Stored items:

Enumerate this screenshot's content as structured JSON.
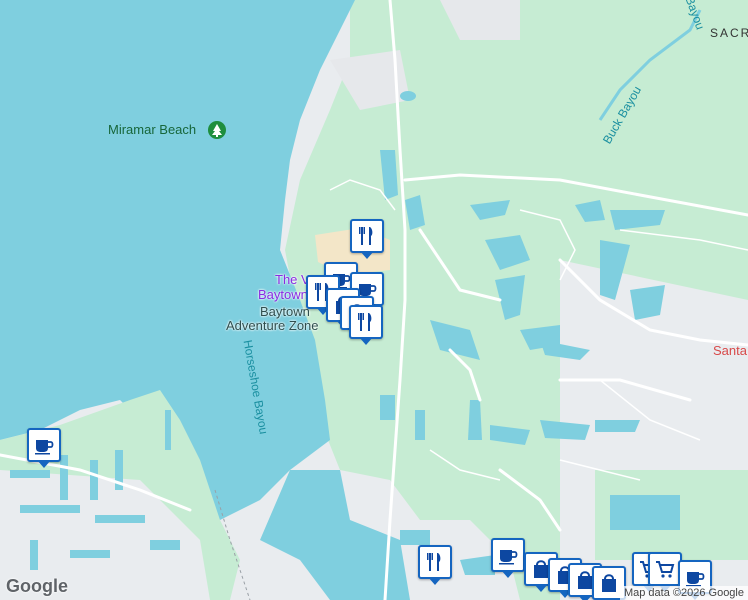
{
  "map": {
    "labels": {
      "miramar_beach": "Miramar Beach",
      "buck_bayou": "Buck Bayou",
      "bayou_top": "Bayou",
      "sacr": "SACR",
      "village_the": "The V",
      "village_baytown": "Baytown",
      "adventure_line1": "Baytown",
      "adventure_line2": "Adventure Zone",
      "horseshoe_bayou": "Horseshoe Bayou",
      "santa": "Santa"
    },
    "colors": {
      "water": "#7fcfdf",
      "land": "#e9ecef",
      "park": "#c6ecd3",
      "marker_border": "#1565c0",
      "road": "#ffffff"
    },
    "markers": [
      {
        "name": "restaurant-marker",
        "icon": "fork-knife-icon"
      },
      {
        "name": "cafe-marker",
        "icon": "coffee-cup-icon"
      },
      {
        "name": "shopping-marker",
        "icon": "shopping-bag-icon"
      },
      {
        "name": "grocery-marker",
        "icon": "shopping-cart-icon"
      }
    ],
    "logo": "Google",
    "attribution": "Map data ©2026 Google"
  }
}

SET EXERCISE :: Pictures don't belong in the copy. Transcribe every record exactly as it appears.

SOLUTION FOR THIS PROBLEM ::
Enumerate this screenshot's content as structured JSON.
{
  "map": {
    "labels": {
      "miramar_beach": "Miramar Beach",
      "buck_bayou": "Buck Bayou",
      "bayou_top": "Bayou",
      "sacr": "SACR",
      "village_the": "The V",
      "village_baytown": "Baytown",
      "adventure_line1": "Baytown",
      "adventure_line2": "Adventure Zone",
      "horseshoe_bayou": "Horseshoe Bayou",
      "santa": "Santa"
    },
    "colors": {
      "water": "#7fcfdf",
      "land": "#e9ecef",
      "park": "#c6ecd3",
      "marker_border": "#1565c0",
      "road": "#ffffff"
    },
    "markers": [
      {
        "name": "restaurant-marker",
        "icon": "fork-knife-icon"
      },
      {
        "name": "cafe-marker",
        "icon": "coffee-cup-icon"
      },
      {
        "name": "shopping-marker",
        "icon": "shopping-bag-icon"
      },
      {
        "name": "grocery-marker",
        "icon": "shopping-cart-icon"
      }
    ],
    "logo": "Google",
    "attribution": "Map data ©2026 Google"
  }
}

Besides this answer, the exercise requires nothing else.